WHAT YOU SHOULD DO:
Go through the records and give each one again exactly.

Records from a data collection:
##########

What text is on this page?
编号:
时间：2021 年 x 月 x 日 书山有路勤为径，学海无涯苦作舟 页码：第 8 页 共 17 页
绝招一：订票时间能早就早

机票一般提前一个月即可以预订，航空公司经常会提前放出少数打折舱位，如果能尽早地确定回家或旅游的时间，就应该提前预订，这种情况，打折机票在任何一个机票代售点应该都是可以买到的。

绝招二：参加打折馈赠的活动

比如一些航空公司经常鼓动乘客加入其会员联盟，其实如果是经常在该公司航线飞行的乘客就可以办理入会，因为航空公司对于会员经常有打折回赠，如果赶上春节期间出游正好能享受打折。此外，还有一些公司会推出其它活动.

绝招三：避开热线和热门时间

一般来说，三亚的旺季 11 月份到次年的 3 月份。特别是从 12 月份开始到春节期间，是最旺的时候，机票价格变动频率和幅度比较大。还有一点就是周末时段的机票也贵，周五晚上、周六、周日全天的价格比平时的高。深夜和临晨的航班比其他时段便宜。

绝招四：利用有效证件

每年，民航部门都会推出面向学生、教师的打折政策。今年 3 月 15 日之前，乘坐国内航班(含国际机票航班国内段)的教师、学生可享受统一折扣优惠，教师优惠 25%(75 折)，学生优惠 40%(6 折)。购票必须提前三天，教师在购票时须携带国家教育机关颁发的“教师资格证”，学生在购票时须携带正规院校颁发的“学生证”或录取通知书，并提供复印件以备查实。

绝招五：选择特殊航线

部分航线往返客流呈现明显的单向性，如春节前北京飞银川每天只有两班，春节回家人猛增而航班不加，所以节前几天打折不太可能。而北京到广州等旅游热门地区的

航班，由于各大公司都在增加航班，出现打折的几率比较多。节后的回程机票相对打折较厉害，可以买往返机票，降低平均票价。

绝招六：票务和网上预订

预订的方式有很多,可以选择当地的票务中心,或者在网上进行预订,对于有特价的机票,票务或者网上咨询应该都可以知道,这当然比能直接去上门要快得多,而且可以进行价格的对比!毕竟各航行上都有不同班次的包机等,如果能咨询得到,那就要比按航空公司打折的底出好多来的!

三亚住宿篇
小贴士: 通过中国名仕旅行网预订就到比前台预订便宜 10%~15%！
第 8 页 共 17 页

##########

RESULT OF THIS TASK:
What text is on this page?
编号:
时间：2021 年 x 月 x 日 书山有路勤为径，学海无涯苦作舟 页码：第 8 页 共 17 页
绝招一：订票时间能早就早

机票一般提前一个月即可以预订，航空公司经常会提前放出少数打折舱位，如果能尽早地确定回家或旅游的时间，就应该提前预订，这种情况，打折机票在任何一个机票代售点应该都是可以买到的。

绝招二：参加打折馈赠的活动

比如一些航空公司经常鼓动乘客加入其会员联盟，其实如果是经常在该公司航线飞行的乘客就可以办理入会，因为航空公司对于会员经常有打折回赠，如果赶上春节期间出游正好能享受打折。此外，还有一些公司会推出其它活动.

绝招三：避开热线和热门时间

一般来说，三亚的旺季 11 月份到次年的 3 月份。特别是从 12 月份开始到春节期间，是最旺的时候，机票价格变动频率和幅度比较大。还有一点就是周末时段的机票也贵，周五晚上、周六、周日全天的价格比平时的高。深夜和临晨的航班比其他时段便宜。

绝招四：利用有效证件

每年，民航部门都会推出面向学生、教师的打折政策。今年 3 月 15 日之前，乘坐国内航班(含国际机票航班国内段)的教师、学生可享受统一折扣优惠，教师优惠 25%(75 折)，学生优惠 40%(6 折)。购票必须提前三天，教师在购票时须携带国家教育机关颁发的“教师资格证”，学生在购票时须携带正规院校颁发的“学生证”或录取通知书，并提供复印件以备查实。

绝招五：选择特殊航线

部分航线往返客流呈现明显的单向性，如春节前北京飞银川每天只有两班，春节回家人猛增而航班不加，所以节前几天打折不太可能。而北京到广州等旅游热门地区的

航班，由于各大公司都在增加航班，出现打折的几率比较多。节后的回程机票相对打折较厉害，可以买往返机票，降低平均票价。

绝招六：票务和网上预订

预订的方式有很多,可以选择当地的票务中心,或者在网上进行预订,对于有特价的机票,票务或者网上咨询应该都可以知道,这当然比能直接去上门要快得多,而且可以进行价格的对比!毕竟各航行上都有不同班次的包机等,如果能咨询得到,那就要比按航空公司打折的底出好多来的!

三亚住宿篇
小贴士: 通过中国名仕旅行网预订就到比前台预订便宜 10%~15%！
第 8 页 共 17 页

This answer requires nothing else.